■ Given request: Give the number of lines in the data that hold the word "rýže", and nothing else.

■ Given data:

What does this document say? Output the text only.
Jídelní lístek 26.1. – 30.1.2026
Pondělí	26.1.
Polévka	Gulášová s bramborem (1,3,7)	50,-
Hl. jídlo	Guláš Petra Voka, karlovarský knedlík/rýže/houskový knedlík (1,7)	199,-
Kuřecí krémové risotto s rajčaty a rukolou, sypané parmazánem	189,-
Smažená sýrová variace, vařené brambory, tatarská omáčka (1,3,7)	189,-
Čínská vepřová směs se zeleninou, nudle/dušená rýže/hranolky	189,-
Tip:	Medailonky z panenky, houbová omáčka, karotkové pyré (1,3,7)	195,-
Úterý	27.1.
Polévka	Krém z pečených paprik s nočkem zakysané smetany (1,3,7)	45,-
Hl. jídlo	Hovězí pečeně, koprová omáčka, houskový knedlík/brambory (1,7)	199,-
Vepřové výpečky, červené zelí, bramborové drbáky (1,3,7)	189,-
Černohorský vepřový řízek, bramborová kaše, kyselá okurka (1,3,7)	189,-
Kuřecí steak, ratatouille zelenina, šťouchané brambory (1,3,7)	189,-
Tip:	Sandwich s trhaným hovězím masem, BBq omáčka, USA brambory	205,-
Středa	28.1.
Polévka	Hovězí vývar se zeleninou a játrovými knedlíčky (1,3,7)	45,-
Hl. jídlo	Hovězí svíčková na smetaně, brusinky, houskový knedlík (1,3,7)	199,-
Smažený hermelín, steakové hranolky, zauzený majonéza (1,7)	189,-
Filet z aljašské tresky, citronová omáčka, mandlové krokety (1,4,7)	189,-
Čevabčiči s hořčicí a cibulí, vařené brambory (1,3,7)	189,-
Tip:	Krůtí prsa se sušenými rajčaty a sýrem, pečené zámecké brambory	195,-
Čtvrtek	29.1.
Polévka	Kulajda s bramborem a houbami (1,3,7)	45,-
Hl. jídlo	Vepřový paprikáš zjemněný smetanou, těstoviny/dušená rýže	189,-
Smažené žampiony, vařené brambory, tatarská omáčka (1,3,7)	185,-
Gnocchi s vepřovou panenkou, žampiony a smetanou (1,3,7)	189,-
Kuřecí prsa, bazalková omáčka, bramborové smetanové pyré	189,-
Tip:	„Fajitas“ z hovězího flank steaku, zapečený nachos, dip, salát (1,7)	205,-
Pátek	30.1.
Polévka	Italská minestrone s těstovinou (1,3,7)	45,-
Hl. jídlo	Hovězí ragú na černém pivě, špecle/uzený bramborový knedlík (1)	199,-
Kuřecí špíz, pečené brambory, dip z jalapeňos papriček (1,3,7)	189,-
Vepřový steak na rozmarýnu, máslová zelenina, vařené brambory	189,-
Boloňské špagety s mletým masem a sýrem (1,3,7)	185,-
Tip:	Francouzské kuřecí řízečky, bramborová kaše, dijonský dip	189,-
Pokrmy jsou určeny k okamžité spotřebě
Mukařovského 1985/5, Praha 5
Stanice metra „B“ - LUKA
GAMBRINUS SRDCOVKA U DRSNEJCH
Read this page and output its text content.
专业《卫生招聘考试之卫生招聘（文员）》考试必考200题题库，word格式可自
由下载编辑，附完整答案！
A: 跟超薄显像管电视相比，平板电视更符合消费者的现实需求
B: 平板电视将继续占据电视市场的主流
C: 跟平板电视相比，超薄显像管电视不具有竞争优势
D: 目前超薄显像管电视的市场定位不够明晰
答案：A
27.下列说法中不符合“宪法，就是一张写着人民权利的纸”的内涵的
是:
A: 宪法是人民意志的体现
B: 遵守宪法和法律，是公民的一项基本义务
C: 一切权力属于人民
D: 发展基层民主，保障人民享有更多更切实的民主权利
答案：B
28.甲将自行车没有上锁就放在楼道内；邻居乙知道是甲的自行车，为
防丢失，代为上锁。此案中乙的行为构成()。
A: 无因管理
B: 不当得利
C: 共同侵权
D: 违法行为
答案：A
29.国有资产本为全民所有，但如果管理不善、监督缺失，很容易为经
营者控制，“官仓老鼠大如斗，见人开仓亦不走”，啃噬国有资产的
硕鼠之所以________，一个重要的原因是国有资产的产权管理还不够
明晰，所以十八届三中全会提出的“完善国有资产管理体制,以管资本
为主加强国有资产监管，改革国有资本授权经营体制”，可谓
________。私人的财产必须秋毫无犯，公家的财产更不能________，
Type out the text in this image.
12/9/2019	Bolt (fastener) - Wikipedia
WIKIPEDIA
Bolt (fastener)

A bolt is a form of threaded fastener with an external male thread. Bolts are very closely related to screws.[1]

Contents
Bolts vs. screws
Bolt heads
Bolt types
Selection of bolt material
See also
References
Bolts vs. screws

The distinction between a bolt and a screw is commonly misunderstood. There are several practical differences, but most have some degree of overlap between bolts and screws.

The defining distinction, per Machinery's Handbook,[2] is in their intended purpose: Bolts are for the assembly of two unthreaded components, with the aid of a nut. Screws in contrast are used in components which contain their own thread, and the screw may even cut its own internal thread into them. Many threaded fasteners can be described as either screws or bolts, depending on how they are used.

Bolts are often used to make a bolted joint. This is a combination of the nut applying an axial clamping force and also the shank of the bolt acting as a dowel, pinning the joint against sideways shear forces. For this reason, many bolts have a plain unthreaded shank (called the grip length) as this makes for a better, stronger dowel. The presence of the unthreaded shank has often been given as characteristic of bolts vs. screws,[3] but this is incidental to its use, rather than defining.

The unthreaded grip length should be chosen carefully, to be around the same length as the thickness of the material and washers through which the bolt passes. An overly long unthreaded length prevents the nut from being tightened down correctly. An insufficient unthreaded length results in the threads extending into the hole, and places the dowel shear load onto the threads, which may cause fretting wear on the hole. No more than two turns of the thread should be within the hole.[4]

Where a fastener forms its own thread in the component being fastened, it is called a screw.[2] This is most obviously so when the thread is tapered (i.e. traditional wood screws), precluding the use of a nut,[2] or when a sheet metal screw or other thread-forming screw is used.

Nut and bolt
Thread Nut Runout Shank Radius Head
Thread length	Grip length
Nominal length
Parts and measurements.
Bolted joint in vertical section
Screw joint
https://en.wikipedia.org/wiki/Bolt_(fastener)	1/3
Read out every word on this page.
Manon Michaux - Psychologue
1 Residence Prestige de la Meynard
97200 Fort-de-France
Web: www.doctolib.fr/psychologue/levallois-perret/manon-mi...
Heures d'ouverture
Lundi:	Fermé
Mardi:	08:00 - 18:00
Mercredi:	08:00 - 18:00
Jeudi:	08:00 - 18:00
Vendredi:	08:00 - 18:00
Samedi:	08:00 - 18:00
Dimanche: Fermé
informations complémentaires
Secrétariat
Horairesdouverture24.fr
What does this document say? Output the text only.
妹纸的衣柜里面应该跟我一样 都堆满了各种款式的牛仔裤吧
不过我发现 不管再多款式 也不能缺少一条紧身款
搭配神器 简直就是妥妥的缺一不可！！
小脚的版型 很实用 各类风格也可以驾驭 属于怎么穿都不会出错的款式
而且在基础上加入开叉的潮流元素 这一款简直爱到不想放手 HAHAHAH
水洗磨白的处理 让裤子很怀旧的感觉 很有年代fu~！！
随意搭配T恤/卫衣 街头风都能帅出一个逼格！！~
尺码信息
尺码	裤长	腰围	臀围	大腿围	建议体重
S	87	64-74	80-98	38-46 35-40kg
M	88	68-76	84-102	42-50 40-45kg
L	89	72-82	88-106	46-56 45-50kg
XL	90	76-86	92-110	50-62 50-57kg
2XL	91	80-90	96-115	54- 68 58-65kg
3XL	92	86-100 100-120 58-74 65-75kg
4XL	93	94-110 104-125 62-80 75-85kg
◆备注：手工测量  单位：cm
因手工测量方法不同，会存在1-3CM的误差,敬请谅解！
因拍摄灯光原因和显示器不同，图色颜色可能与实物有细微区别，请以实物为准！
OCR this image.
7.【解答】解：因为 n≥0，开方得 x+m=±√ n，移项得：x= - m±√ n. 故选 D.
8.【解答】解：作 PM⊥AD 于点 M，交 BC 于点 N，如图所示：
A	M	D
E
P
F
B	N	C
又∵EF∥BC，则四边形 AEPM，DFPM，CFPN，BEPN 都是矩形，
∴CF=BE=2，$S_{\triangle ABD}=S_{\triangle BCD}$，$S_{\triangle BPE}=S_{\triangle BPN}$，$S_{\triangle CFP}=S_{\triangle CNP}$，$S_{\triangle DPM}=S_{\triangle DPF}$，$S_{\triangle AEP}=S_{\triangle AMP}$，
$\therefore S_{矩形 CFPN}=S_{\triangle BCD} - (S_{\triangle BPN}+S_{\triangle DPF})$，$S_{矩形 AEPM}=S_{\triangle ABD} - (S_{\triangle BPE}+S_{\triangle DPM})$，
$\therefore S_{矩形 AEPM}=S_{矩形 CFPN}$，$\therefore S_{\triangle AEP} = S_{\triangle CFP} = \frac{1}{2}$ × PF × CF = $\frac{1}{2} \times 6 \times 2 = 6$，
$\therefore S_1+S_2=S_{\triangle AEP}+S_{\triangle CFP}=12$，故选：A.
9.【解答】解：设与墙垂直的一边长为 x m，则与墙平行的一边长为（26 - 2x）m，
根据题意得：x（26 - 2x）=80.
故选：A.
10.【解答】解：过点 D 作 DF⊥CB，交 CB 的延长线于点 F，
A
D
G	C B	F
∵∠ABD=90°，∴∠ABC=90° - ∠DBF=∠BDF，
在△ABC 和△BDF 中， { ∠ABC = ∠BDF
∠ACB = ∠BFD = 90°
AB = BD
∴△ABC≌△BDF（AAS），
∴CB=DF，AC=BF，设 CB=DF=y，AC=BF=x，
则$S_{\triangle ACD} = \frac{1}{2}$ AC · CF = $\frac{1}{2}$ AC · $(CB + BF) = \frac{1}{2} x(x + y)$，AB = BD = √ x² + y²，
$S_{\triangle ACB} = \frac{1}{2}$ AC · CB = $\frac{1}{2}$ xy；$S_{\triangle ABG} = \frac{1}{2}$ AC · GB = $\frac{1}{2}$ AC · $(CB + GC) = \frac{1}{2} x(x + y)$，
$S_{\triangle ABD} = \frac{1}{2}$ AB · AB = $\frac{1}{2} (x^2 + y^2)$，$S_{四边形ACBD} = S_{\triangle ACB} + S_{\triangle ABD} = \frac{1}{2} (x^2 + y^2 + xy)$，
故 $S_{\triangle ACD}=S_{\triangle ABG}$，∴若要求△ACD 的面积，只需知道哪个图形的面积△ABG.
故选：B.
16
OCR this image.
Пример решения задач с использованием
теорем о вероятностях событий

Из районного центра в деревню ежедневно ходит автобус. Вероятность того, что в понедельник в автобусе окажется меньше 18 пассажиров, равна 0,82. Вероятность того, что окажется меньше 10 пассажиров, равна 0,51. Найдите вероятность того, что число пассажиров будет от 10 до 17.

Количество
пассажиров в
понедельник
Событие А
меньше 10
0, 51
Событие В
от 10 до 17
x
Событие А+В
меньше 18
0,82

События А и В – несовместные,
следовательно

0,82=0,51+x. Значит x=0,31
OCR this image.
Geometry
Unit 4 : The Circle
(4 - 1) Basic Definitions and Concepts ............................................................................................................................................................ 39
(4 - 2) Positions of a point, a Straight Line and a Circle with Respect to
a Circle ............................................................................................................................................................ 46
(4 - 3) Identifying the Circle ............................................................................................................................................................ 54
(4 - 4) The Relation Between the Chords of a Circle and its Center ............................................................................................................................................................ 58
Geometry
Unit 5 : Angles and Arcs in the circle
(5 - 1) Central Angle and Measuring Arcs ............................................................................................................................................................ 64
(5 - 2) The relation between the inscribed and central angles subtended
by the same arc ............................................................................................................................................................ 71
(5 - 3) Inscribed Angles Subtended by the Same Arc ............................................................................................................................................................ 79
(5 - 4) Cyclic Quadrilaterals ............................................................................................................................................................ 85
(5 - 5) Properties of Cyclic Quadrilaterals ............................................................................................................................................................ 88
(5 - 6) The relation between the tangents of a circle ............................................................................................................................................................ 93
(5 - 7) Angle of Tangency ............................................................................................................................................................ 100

■ Result of this exercise: 3